Task directions | Give all of the lines again exactly as they read.

Material for this task |

↓↓↓

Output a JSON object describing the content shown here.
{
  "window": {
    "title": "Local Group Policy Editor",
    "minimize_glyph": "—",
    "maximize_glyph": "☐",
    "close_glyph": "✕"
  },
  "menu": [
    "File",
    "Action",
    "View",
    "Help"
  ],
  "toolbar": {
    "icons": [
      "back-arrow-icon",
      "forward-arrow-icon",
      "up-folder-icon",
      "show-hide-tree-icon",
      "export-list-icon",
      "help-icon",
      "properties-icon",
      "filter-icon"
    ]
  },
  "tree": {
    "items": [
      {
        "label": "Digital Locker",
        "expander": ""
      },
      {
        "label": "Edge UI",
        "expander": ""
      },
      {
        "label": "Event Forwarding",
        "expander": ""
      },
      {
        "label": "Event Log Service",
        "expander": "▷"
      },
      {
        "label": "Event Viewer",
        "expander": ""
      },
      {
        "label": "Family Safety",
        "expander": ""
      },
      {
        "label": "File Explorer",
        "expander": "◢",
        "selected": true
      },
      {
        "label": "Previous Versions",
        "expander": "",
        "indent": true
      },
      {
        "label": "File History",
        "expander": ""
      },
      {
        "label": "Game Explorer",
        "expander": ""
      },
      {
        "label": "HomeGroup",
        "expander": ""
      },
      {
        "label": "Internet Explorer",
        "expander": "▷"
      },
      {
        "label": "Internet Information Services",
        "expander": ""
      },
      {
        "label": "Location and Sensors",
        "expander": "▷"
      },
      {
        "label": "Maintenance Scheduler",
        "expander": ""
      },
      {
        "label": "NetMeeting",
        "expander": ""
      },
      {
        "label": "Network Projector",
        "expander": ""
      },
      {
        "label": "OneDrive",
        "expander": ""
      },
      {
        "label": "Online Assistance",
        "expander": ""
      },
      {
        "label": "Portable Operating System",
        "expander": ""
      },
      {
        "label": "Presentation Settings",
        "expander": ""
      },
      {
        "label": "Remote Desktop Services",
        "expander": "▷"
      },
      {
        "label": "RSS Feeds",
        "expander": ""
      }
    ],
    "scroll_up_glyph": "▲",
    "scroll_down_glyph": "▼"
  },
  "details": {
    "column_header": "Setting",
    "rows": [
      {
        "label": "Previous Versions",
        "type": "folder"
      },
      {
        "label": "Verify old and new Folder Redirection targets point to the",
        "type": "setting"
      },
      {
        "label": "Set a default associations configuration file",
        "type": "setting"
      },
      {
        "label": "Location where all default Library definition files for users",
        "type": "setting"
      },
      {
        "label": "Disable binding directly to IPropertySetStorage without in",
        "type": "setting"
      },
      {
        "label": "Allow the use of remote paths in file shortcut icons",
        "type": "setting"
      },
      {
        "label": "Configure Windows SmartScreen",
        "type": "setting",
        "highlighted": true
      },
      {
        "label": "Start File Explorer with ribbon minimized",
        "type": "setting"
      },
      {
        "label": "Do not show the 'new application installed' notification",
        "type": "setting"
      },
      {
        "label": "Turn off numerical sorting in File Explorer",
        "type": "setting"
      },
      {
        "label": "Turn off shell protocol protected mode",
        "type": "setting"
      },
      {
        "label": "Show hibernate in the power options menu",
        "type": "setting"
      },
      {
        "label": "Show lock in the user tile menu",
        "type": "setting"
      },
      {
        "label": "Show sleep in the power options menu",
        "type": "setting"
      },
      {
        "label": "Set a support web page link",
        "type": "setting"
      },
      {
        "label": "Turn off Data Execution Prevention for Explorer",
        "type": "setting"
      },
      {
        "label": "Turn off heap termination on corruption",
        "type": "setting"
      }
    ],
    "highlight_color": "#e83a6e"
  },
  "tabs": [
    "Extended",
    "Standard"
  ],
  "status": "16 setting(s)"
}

↑↑↑

Answer to the problem |
Output a JSON object describing the content shown here.
{
  "window": {
    "title": "Local Group Policy Editor",
    "minimize_glyph": "—",
    "maximize_glyph": "☐",
    "close_glyph": "✕"
  },
  "menu": [
    "File",
    "Action",
    "View",
    "Help"
  ],
  "toolbar": {
    "icons": [
      "back-arrow-icon",
      "forward-arrow-icon",
      "up-folder-icon",
      "show-hide-tree-icon",
      "export-list-icon",
      "help-icon",
      "properties-icon",
      "filter-icon"
    ]
  },
  "tree": {
    "items": [
      {
        "label": "Digital Locker",
        "expander": ""
      },
      {
        "label": "Edge UI",
        "expander": ""
      },
      {
        "label": "Event Forwarding",
        "expander": ""
      },
      {
        "label": "Event Log Service",
        "expander": "▷"
      },
      {
        "label": "Event Viewer",
        "expander": ""
      },
      {
        "label": "Family Safety",
        "expander": ""
      },
      {
        "label": "File Explorer",
        "expander": "◢",
        "selected": true
      },
      {
        "label": "Previous Versions",
        "expander": "",
        "indent": true
      },
      {
        "label": "File History",
        "expander": ""
      },
      {
        "label": "Game Explorer",
        "expander": ""
      },
      {
        "label": "HomeGroup",
        "expander": ""
      },
      {
        "label": "Internet Explorer",
        "expander": "▷"
      },
      {
        "label": "Internet Information Services",
        "expander": ""
      },
      {
        "label": "Location and Sensors",
        "expander": "▷"
      },
      {
        "label": "Maintenance Scheduler",
        "expander": ""
      },
      {
        "label": "NetMeeting",
        "expander": ""
      },
      {
        "label": "Network Projector",
        "expander": ""
      },
      {
        "label": "OneDrive",
        "expander": ""
      },
      {
        "label": "Online Assistance",
        "expander": ""
      },
      {
        "label": "Portable Operating System",
        "expander": ""
      },
      {
        "label": "Presentation Settings",
        "expander": ""
      },
      {
        "label": "Remote Desktop Services",
        "expander": "▷"
      },
      {
        "label": "RSS Feeds",
        "expander": ""
      }
    ],
    "scroll_up_glyph": "▲",
    "scroll_down_glyph": "▼"
  },
  "details": {
    "column_header": "Setting",
    "rows": [
      {
        "label": "Previous Versions",
        "type": "folder"
      },
      {
        "label": "Verify old and new Folder Redirection targets point to the",
        "type": "setting"
      },
      {
        "label": "Set a default associations configuration file",
        "type": "setting"
      },
      {
        "label": "Location where all default Library definition files for users",
        "type": "setting"
      },
      {
        "label": "Disable binding directly to IPropertySetStorage without in",
        "type": "setting"
      },
      {
        "label": "Allow the use of remote paths in file shortcut icons",
        "type": "setting"
      },
      {
        "label": "Configure Windows SmartScreen",
        "type": "setting",
        "highlighted": true
      },
      {
        "label": "Start File Explorer with ribbon minimized",
        "type": "setting"
      },
      {
        "label": "Do not show the 'new application installed' notification",
        "type": "setting"
      },
      {
        "label": "Turn off numerical sorting in File Explorer",
        "type": "setting"
      },
      {
        "label": "Turn off shell protocol protected mode",
        "type": "setting"
      },
      {
        "label": "Show hibernate in the power options menu",
        "type": "setting"
      },
      {
        "label": "Show lock in the user tile menu",
        "type": "setting"
      },
      {
        "label": "Show sleep in the power options menu",
        "type": "setting"
      },
      {
        "label": "Set a support web page link",
        "type": "setting"
      },
      {
        "label": "Turn off Data Execution Prevention for Explorer",
        "type": "setting"
      },
      {
        "label": "Turn off heap termination on corruption",
        "type": "setting"
      }
    ],
    "highlight_color": "#e83a6e"
  },
  "tabs": [
    "Extended",
    "Standard"
  ],
  "status": "16 setting(s)"
}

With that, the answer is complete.